1. In the first scenario, where the force is applied tangentially:
The torque (τ) is given by the formula:
τ = r * F * sin(θ)
where r is the distance from the point of application of the force to the axis of rotation, F is the magnitude of the force, and θ is the angle between the force and the lever arm (which is 90 degrees in this case because the force is tangential).
Given:
Width of door (w) = 1.05 m
Force (F) = 23.0 N
The radius (r) can be calculated as half of the width of the door:
r = w / 2 = 1.05 m / 2 = 0.525 m
Plugging the values into the formula:
τ = 0.525 m * 23.0 N * sin(90 degrees)
τ = 0.525 m * 23.0 N * 1
τ = 12.075 Nm
Therefore, the torque resulting from applying a tangential force of 23.0 N to the outer edge of the door is 12.075 Nm.
2. In the second scenario, where the force is applied at a 45-degree angle:
The torque (τ) can be calculated using the same formula mentioned above:
τ = r * F * sin(θ)
Given:
Angle (θ) = 45 degrees
Using the same radius value as calculated before (r = 0.525 m), and plugging in the values into the formula:
τ = 0.525 m * 23.0 N * sin(45 degrees)
τ = 0.525 m * 23.0 N * √(2)/2
τ = 0.1838 Nm
Therefore, the torque resulting from applying a force of 23.0 N at a 45-degree angle to the outer edge of the door is 0.1838 Nm.

[Rows taken from a dataset]
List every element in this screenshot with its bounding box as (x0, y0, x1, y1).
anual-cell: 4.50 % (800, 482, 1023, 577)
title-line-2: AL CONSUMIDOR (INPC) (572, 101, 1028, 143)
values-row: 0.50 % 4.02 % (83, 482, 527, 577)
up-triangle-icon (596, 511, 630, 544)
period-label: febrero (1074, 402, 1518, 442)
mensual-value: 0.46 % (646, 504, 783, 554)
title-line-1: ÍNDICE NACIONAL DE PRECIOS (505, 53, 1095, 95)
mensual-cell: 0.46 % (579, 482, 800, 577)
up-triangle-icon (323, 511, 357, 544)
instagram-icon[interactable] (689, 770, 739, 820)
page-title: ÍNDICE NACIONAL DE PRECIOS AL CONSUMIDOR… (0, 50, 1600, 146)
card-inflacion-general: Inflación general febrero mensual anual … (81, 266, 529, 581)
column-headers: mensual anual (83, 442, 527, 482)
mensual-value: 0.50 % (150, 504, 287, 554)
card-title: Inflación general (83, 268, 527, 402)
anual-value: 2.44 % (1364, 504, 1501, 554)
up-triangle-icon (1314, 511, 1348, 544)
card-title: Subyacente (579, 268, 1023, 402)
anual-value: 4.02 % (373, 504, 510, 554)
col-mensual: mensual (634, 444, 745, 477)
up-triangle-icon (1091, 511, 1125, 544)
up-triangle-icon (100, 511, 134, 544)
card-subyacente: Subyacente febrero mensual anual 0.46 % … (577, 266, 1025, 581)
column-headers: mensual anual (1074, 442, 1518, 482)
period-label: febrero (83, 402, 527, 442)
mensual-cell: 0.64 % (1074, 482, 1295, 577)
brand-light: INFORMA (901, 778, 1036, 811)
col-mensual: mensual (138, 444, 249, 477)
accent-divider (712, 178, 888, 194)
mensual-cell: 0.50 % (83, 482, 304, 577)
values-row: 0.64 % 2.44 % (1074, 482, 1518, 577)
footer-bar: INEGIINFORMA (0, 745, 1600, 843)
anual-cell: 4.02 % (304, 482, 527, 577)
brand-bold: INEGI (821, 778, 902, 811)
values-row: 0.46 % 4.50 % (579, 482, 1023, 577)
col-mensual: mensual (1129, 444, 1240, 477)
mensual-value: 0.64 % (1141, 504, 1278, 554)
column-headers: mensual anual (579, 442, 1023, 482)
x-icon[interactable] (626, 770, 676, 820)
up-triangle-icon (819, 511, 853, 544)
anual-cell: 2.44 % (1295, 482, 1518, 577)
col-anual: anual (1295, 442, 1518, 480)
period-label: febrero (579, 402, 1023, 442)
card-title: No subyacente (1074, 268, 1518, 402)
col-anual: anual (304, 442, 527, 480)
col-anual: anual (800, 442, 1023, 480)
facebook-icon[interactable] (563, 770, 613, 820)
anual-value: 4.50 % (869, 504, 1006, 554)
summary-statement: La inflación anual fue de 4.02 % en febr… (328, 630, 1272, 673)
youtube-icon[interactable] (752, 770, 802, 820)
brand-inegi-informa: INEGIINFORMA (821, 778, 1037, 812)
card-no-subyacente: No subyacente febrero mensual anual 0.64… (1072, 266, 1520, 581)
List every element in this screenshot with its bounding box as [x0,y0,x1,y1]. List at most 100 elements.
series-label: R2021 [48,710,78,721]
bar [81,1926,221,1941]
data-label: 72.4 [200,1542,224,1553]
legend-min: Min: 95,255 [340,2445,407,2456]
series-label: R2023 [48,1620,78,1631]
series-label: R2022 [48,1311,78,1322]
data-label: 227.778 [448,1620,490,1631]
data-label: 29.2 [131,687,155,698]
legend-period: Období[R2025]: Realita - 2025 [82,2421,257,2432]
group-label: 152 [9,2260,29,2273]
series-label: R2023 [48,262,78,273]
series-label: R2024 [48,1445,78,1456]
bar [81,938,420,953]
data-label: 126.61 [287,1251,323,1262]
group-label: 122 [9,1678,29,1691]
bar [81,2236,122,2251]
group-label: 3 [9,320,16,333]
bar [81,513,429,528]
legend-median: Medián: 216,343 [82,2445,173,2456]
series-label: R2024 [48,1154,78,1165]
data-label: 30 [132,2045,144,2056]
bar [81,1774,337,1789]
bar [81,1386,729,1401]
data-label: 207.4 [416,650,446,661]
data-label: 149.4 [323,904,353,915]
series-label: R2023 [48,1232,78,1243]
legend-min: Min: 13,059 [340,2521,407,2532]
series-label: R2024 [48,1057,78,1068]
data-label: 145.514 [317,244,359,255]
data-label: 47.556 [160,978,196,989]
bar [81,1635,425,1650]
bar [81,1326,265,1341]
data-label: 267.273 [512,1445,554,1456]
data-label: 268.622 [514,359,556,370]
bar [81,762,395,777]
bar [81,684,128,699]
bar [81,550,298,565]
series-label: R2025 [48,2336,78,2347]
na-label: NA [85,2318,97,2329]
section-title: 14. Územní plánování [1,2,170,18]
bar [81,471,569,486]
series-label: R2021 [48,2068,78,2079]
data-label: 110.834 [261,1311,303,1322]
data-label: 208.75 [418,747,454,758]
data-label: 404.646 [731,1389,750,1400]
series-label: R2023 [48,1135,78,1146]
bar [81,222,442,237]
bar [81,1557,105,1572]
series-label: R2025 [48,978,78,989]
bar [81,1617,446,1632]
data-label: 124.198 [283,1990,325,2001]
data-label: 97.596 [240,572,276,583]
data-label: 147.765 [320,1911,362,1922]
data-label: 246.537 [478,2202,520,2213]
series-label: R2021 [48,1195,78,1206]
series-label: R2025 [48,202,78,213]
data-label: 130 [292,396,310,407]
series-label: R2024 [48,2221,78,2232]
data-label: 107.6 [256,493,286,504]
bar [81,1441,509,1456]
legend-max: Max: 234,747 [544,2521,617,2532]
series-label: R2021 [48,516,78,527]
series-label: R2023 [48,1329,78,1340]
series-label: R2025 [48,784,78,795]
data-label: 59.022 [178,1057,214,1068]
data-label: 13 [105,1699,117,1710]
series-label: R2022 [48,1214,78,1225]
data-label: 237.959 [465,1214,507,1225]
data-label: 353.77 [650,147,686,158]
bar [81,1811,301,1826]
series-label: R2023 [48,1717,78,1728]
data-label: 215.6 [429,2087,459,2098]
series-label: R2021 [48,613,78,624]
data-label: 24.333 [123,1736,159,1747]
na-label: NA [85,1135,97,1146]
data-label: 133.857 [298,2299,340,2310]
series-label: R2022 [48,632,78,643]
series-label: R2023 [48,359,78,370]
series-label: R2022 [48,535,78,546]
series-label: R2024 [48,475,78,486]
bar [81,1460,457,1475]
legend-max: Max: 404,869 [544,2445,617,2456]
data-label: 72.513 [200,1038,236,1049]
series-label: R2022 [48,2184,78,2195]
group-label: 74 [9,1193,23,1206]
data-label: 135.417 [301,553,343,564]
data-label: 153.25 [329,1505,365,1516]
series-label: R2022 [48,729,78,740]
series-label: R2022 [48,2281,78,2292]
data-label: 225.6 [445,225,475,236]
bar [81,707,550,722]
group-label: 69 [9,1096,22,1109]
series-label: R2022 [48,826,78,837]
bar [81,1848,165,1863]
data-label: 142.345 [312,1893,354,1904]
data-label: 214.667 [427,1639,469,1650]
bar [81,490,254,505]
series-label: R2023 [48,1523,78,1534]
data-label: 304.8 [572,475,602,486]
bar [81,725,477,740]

PROBLEMS -
a - In the door torque calculation, copy the passage starting at "τ = 0.525 m * 23.0 N * √(2)/2" and ending at "is 0.1838 Nm.", substituting "gate" for "door".
b - Condense the paragraph of the door torque calculation that begins "where r is the distance" into a short list of its three variables. Keep the note about the angle.

FINAL ANSWERS -
a -
τ = 0.525 m * 23.0 N * √(2)/2
τ = 0.1838 Nm
Therefore, the torque resulting from applying a force of 23.0 N at a 45-degree angle to the outer edge of the gate is 0.1838 Nm.

b -
- r: the distance from the point where the force is applied to the axis of rotation
- F: the magnitude of the force
- θ: the angle between the force and the lever arm, which is 90 degrees here because the force is tangential